> **Given passage**:

↓↓↓

In Philip Caputo’s memoir, A Rumor of War, he recounts his experiences in his tour of duty in Vietnam. In his memoir Caputo demonstrates the mind of a soldier on the field, and the thought process which they faced. Caputo’s writings however do not reveal the fantasized, idyllic picture of the soldier in which America is proud to demonstrate. Upon arriving to guard the ARVN militia already stationed Caputo mentions how the war felt very Romantic to the Americans, akin to Kipling’s colonial wars. “John Kennedy. If he was the King of Camelot, then we were his knights and Vietnam our crusade.” Before seeing any action Caputo paints the war as a picture of fantasy, where a fraternity of boys go on an adventure to become men.

↑↑↑

> **Data excerpt**:

↓↓↓

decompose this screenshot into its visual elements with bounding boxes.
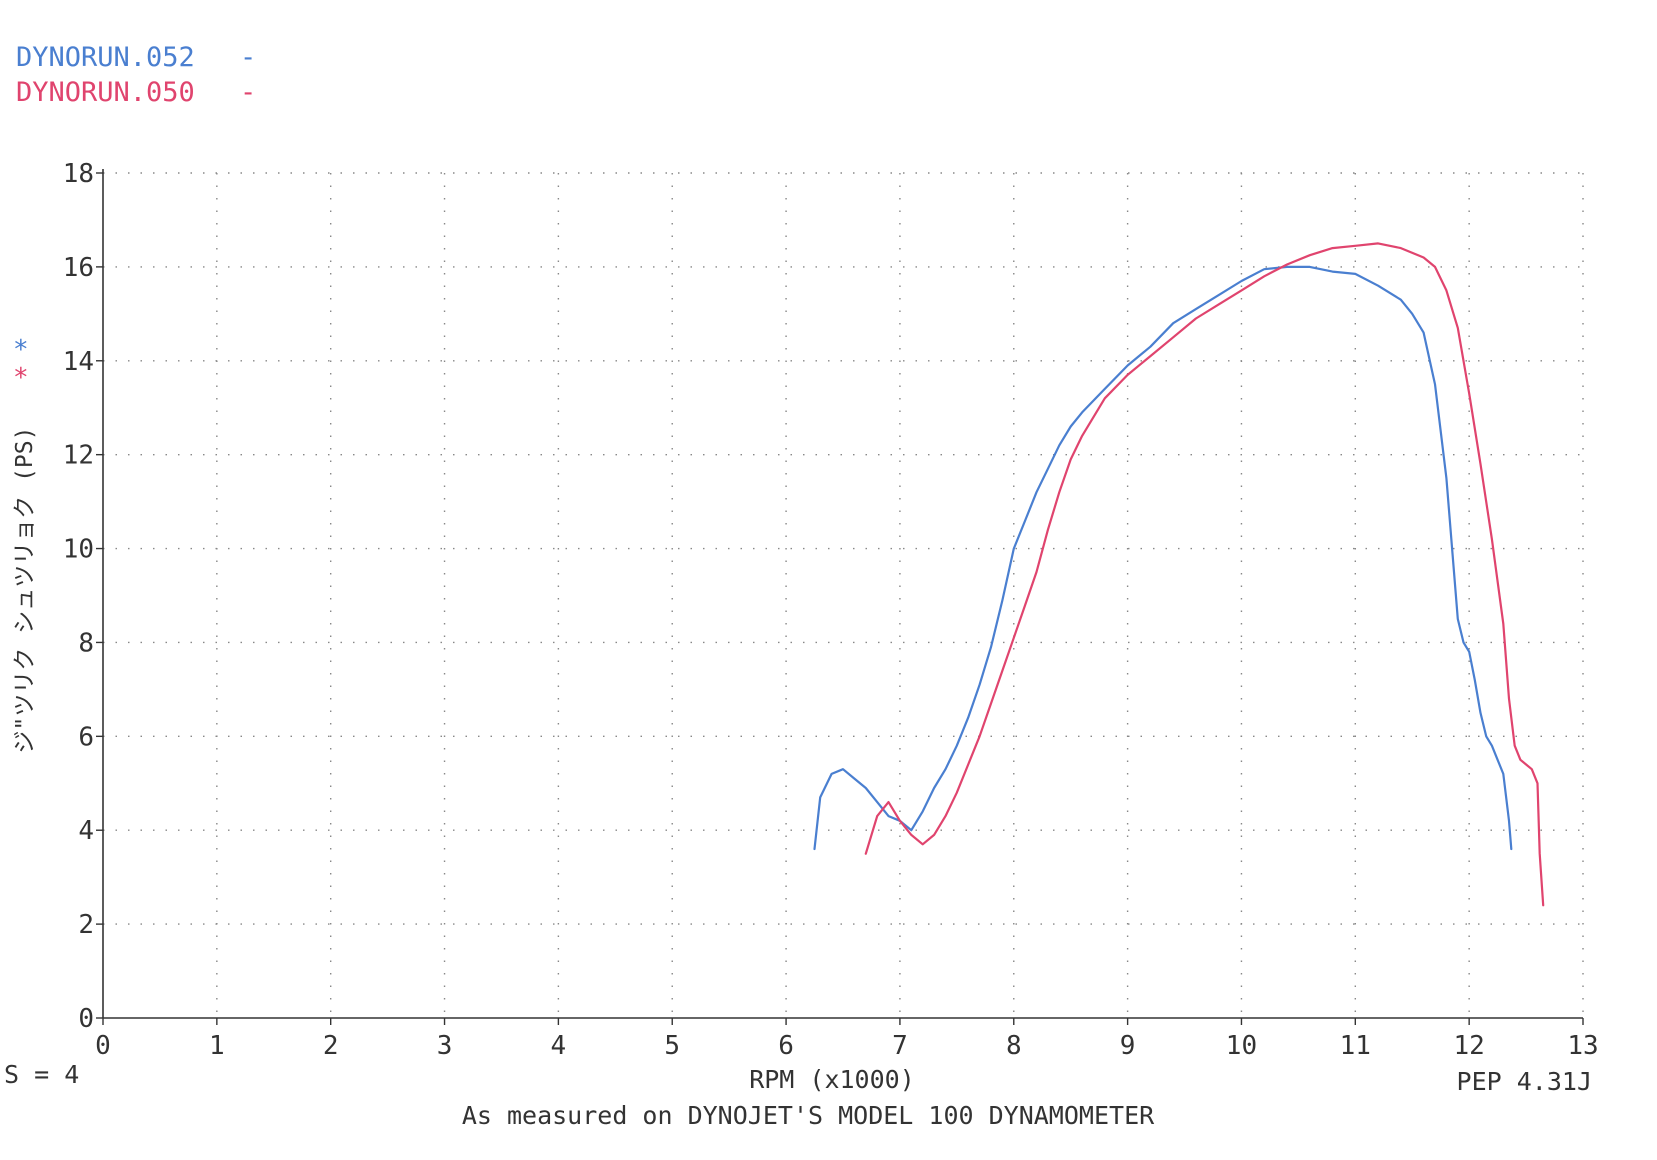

↑↑↑

> **Exercise instructions**:
#1 From the passage on A Rumor of War, repeat the text between "In Philip Caputo’s" and "to become men.", inclusive.
#2 Name every real person the passage on A Rumor of War mentions by name.

> **Answers to the tasks**:
#1
In Philip Caputo’s memoir, A Rumor of War, he recounts his experiences in his tour of duty in Vietnam. In his memoir Caputo demonstrates the mind of a soldier on the field, and the thought process which they faced. Caputo’s writings however do not reveal the fantasized, idyllic picture of the soldier in which America is proud to demonstrate. Upon arriving to guard the ARVN militia already stationed Caputo mentions how the war felt very Romantic to the Americans, akin to Kipling’s colonial wars. “John Kennedy. If he was the King of Camelot, then we were his knights and Vietnam our crusade.” Before seeing any action Caputo paints the war as a picture of fantasy, where a fraternity of boys go on an adventure to become men.

#2
Philip Caputo
Kipling
John Kennedy